'''
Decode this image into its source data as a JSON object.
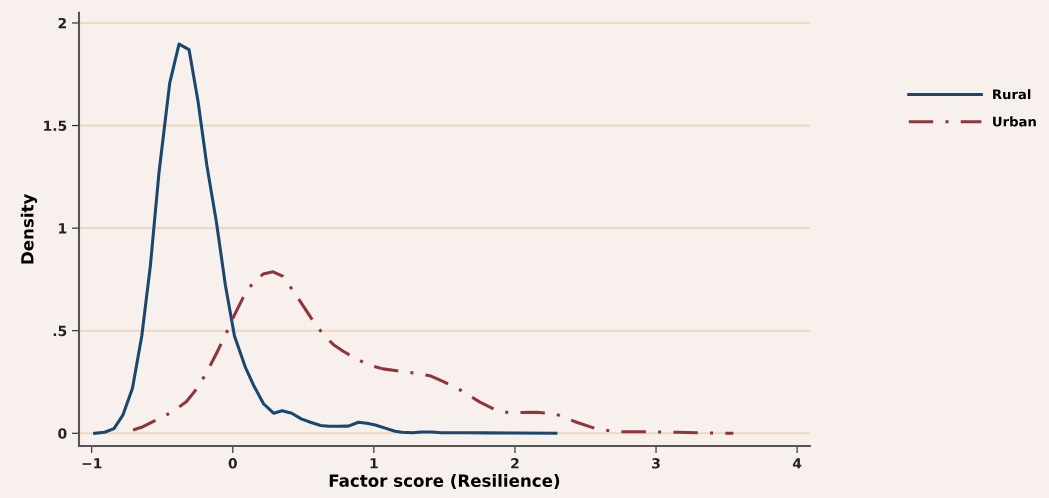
{
  "chart_data": {
    "type": "line",
    "xlabel": "Factor score (Resilience)",
    "ylabel": "Density",
    "xlim": [
      -1.09,
      4.09
    ],
    "ylim": [
      -0.062,
      2.05
    ],
    "xticks": [
      {
        "value": -1,
        "label": "−1"
      },
      0,
      1,
      2,
      3,
      4
    ],
    "yticks": [
      0,
      {
        "value": 0.5,
        "label": ".5"
      },
      1,
      1.5,
      2
    ],
    "grid": "y",
    "legend": "top right",
    "marker": "none",
    "series": [
      {
        "name": "Rural",
        "color": "#1a476f",
        "line_style": "solid",
        "x": [
          -0.979,
          -0.908,
          -0.842,
          -0.778,
          -0.711,
          -0.645,
          -0.584,
          -0.523,
          -0.447,
          -0.381,
          -0.31,
          -0.246,
          -0.184,
          -0.116,
          -0.052,
          0.012,
          0.088,
          0.151,
          0.218,
          0.289,
          0.35,
          0.418,
          0.485,
          0.551,
          0.622,
          0.68,
          0.75,
          0.82,
          0.89,
          0.95,
          1.01,
          1.08,
          1.15,
          1.2,
          1.27,
          1.34,
          1.41,
          1.48,
          1.54,
          1.68,
          1.8,
          2.0,
          2.29
        ],
        "values": [
          0,
          0.005,
          0.023,
          0.09,
          0.22,
          0.474,
          0.817,
          1.27,
          1.707,
          1.897,
          1.87,
          1.617,
          1.307,
          1.03,
          0.72,
          0.474,
          0.324,
          0.229,
          0.144,
          0.098,
          0.11,
          0.098,
          0.07,
          0.054,
          0.038,
          0.034,
          0.034,
          0.035,
          0.054,
          0.049,
          0.04,
          0.025,
          0.01,
          0.005,
          0.003,
          0.006,
          0.006,
          0.003,
          0.003,
          0.003,
          0.002,
          0.001,
          0
        ]
      },
      {
        "name": "Urban",
        "color": "#90353b",
        "line_style": "dashdot",
        "x": [
          -0.707,
          -0.636,
          -0.518,
          -0.423,
          -0.328,
          -0.258,
          -0.187,
          -0.116,
          -0.045,
          0.002,
          0.073,
          0.144,
          0.215,
          0.286,
          0.357,
          0.428,
          0.499,
          0.57,
          0.641,
          0.712,
          0.783,
          0.853,
          0.924,
          0.995,
          1.066,
          1.137,
          1.279,
          1.397,
          1.49,
          1.61,
          1.752,
          1.87,
          1.965,
          2.154,
          2.296,
          2.437,
          2.579,
          2.72,
          2.934,
          3.147,
          3.335,
          3.548
        ],
        "values": [
          0.016,
          0.032,
          0.073,
          0.106,
          0.155,
          0.215,
          0.294,
          0.389,
          0.49,
          0.563,
          0.661,
          0.735,
          0.776,
          0.787,
          0.765,
          0.694,
          0.621,
          0.547,
          0.482,
          0.433,
          0.4,
          0.372,
          0.346,
          0.327,
          0.314,
          0.307,
          0.294,
          0.281,
          0.253,
          0.212,
          0.152,
          0.111,
          0.1,
          0.103,
          0.092,
          0.054,
          0.021,
          0.008,
          0.007,
          0.005,
          0.002,
          0
        ]
      }
    ]
  }
}
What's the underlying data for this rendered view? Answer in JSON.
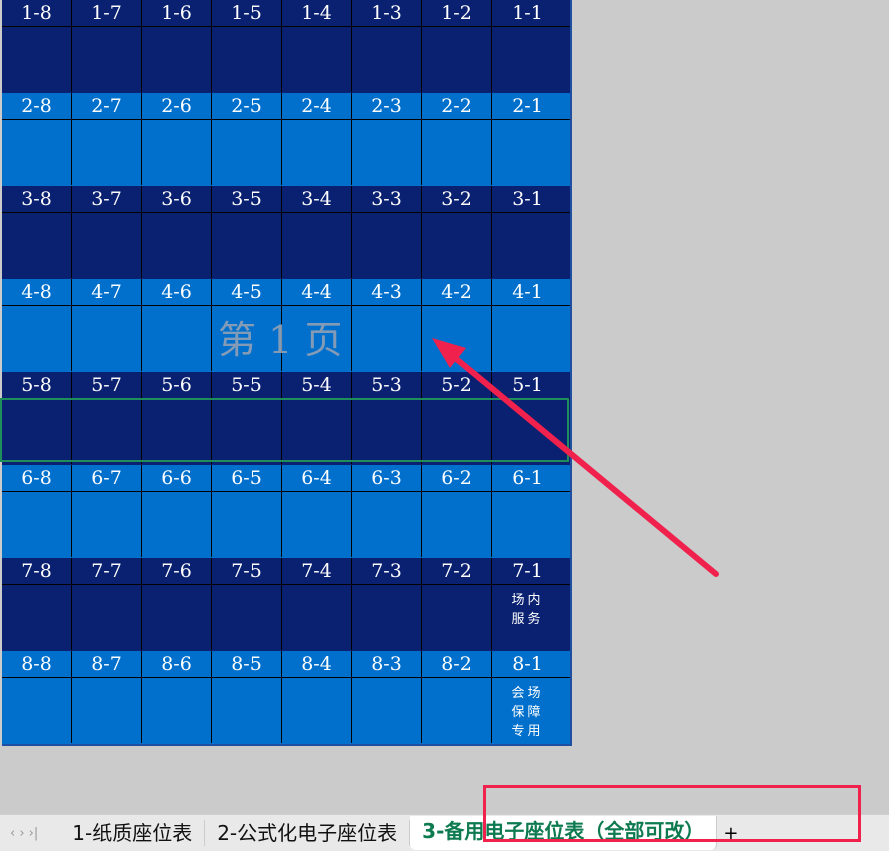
{
  "rows": [
    {
      "seats": [
        "1-8",
        "1-7",
        "1-6",
        "1-5",
        "1-4",
        "1-3",
        "1-2",
        "1-1"
      ],
      "note": "",
      "tone": "dark"
    },
    {
      "seats": [
        "2-8",
        "2-7",
        "2-6",
        "2-5",
        "2-4",
        "2-3",
        "2-2",
        "2-1"
      ],
      "note": "",
      "tone": "light"
    },
    {
      "seats": [
        "3-8",
        "3-7",
        "3-6",
        "3-5",
        "3-4",
        "3-3",
        "3-2",
        "3-1"
      ],
      "note": "",
      "tone": "dark"
    },
    {
      "seats": [
        "4-8",
        "4-7",
        "4-6",
        "4-5",
        "4-4",
        "4-3",
        "4-2",
        "4-1"
      ],
      "note": "",
      "tone": "light"
    },
    {
      "seats": [
        "5-8",
        "5-7",
        "5-6",
        "5-5",
        "5-4",
        "5-3",
        "5-2",
        "5-1"
      ],
      "note": "",
      "tone": "dark"
    },
    {
      "seats": [
        "6-8",
        "6-7",
        "6-6",
        "6-5",
        "6-4",
        "6-3",
        "6-2",
        "6-1"
      ],
      "note": "",
      "tone": "light"
    },
    {
      "seats": [
        "7-8",
        "7-7",
        "7-6",
        "7-5",
        "7-4",
        "7-3",
        "7-2",
        "7-1"
      ],
      "note": "场内\n服务",
      "tone": "dark"
    },
    {
      "seats": [
        "8-8",
        "8-7",
        "8-6",
        "8-5",
        "8-4",
        "8-3",
        "8-2",
        "8-1"
      ],
      "note": "会场\n保障\n专用",
      "tone": "light"
    }
  ],
  "watermark": "第 1 页",
  "colors": {
    "dark": "#0a2070",
    "light": "#0070cc",
    "selection": "#1e8f5a",
    "annotation": "#f0224d"
  },
  "tabs": {
    "nav": "‹ › ›|",
    "items": [
      {
        "label": "1-纸质座位表"
      },
      {
        "label": "2-公式化电子座位表"
      },
      {
        "label": "3-备用电子座位表（全部可改）",
        "active": true
      }
    ],
    "add": "+"
  }
}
'''
Filter the data, keeping only the lines that contain "JSON".

Decode this image into its source data as a JSON object.
What's the underlying data for this rendered view? Answer in JSON.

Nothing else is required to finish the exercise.